> Exercise aim:
Write out exactly the lines from the one containing "Serialize everything readable" through the last line of the records below, including both.

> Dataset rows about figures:
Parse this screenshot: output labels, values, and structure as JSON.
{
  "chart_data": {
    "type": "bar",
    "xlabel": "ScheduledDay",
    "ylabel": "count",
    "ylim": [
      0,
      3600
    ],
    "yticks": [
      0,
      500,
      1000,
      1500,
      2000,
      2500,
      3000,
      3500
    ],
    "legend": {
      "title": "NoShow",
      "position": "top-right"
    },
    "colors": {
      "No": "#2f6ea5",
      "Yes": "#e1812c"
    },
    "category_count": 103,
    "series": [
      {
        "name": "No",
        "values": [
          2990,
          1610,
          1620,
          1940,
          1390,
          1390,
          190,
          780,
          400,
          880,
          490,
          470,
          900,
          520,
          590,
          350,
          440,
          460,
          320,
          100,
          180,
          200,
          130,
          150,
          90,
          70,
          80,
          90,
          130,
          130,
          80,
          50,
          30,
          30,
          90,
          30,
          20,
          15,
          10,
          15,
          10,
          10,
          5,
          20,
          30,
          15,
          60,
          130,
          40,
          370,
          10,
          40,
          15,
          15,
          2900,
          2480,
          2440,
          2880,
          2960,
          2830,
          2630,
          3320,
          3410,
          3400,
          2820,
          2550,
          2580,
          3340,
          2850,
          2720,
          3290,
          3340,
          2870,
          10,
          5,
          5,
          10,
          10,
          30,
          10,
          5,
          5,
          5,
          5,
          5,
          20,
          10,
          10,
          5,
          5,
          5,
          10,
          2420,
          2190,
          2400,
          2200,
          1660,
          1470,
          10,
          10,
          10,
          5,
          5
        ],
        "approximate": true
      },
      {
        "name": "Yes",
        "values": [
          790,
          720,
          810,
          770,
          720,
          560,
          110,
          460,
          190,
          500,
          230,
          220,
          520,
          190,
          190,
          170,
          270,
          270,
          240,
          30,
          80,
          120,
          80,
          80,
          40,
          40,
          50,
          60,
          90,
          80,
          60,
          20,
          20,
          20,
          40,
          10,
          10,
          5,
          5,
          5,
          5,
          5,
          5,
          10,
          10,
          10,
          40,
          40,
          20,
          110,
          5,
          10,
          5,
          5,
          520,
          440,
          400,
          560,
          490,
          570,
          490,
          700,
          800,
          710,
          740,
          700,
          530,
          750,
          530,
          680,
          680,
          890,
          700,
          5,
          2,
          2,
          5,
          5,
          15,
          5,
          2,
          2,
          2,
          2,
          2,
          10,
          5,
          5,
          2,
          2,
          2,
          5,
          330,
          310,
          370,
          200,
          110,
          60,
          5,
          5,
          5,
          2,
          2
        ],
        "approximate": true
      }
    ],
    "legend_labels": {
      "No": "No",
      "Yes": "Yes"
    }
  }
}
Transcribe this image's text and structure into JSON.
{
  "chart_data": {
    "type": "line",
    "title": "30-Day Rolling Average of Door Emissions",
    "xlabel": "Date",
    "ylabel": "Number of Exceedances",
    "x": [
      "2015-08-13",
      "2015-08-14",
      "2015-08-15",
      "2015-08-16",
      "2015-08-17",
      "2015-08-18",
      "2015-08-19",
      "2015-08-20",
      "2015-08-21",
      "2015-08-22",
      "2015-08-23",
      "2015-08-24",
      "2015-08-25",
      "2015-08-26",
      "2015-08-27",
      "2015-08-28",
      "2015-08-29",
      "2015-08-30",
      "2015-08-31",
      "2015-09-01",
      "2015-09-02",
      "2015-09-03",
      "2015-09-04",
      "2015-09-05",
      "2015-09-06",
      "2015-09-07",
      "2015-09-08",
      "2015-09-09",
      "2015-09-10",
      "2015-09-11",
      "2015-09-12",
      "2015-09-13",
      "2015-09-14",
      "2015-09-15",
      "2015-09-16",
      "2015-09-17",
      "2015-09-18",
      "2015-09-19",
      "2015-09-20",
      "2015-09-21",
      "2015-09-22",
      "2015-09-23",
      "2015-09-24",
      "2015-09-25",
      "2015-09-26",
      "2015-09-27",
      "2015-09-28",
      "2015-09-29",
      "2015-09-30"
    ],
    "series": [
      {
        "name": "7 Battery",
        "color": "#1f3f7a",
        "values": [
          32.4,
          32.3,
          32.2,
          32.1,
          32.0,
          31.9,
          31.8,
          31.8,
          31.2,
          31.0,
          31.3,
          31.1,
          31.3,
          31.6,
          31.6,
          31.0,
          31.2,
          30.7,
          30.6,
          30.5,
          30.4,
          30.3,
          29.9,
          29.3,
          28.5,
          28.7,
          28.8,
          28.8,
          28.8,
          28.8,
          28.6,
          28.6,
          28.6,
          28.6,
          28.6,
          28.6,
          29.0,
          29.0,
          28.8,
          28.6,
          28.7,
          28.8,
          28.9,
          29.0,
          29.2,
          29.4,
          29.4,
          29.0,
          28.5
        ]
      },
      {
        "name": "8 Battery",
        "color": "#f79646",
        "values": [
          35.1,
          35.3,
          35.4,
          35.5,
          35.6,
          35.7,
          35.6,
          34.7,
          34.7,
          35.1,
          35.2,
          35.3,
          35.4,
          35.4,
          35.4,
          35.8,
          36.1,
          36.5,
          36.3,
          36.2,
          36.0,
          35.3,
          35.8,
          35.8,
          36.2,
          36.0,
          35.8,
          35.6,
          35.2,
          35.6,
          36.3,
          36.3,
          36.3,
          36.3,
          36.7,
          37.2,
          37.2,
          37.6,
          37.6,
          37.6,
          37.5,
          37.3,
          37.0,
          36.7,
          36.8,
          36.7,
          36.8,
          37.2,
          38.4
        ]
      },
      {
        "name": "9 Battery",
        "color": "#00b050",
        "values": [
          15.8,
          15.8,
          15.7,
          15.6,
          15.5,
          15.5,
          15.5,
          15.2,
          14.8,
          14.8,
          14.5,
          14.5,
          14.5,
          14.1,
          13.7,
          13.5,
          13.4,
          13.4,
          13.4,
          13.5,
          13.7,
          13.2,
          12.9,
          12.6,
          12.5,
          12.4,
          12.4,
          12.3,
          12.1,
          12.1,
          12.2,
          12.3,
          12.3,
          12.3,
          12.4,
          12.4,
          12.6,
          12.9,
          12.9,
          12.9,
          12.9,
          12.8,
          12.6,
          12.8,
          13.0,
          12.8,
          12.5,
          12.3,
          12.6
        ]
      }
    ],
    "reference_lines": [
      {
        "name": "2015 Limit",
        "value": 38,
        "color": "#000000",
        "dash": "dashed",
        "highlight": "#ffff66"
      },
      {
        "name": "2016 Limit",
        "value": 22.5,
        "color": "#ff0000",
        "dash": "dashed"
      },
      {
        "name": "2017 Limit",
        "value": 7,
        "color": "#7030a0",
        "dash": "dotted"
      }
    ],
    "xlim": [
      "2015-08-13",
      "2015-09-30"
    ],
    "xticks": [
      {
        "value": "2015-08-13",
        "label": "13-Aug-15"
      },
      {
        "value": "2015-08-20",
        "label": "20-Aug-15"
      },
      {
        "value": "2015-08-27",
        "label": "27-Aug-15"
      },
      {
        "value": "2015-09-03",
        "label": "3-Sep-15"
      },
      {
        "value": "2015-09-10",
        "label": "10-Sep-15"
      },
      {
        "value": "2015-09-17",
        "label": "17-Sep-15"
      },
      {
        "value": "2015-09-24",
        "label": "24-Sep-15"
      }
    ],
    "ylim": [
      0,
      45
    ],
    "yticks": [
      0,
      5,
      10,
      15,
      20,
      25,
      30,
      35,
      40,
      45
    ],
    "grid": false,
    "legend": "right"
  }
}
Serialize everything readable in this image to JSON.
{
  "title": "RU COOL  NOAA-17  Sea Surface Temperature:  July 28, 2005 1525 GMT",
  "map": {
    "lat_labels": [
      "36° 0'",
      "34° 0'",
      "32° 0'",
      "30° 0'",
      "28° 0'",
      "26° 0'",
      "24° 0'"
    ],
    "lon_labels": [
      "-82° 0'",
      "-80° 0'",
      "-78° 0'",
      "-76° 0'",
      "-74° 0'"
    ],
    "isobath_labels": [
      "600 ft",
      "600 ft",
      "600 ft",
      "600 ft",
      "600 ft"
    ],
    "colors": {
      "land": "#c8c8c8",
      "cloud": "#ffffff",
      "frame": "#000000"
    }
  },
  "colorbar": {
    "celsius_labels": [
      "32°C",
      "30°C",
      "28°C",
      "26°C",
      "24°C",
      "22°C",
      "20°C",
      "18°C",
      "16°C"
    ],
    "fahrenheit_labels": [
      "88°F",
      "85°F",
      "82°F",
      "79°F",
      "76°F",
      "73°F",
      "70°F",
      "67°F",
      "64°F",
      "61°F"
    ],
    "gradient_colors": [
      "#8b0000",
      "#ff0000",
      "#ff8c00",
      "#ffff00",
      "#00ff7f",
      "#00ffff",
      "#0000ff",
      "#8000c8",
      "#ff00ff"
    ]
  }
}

> Complete output:
Serialize everything readable in this image to JSON.
{
  "title": "RU COOL  NOAA-17  Sea Surface Temperature:  July 28, 2005 1525 GMT",
  "map": {
    "lat_labels": [
      "36° 0'",
      "34° 0'",
      "32° 0'",
      "30° 0'",
      "28° 0'",
      "26° 0'",
      "24° 0'"
    ],
    "lon_labels": [
      "-82° 0'",
      "-80° 0'",
      "-78° 0'",
      "-76° 0'",
      "-74° 0'"
    ],
    "isobath_labels": [
      "600 ft",
      "600 ft",
      "600 ft",
      "600 ft",
      "600 ft"
    ],
    "colors": {
      "land": "#c8c8c8",
      "cloud": "#ffffff",
      "frame": "#000000"
    }
  },
  "colorbar": {
    "celsius_labels": [
      "32°C",
      "30°C",
      "28°C",
      "26°C",
      "24°C",
      "22°C",
      "20°C",
      "18°C",
      "16°C"
    ],
    "fahrenheit_labels": [
      "88°F",
      "85°F",
      "82°F",
      "79°F",
      "76°F",
      "73°F",
      "70°F",
      "67°F",
      "64°F",
      "61°F"
    ],
    "gradient_colors": [
      "#8b0000",
      "#ff0000",
      "#ff8c00",
      "#ffff00",
      "#00ff7f",
      "#00ffff",
      "#0000ff",
      "#8000c8",
      "#ff00ff"
    ]
  }
}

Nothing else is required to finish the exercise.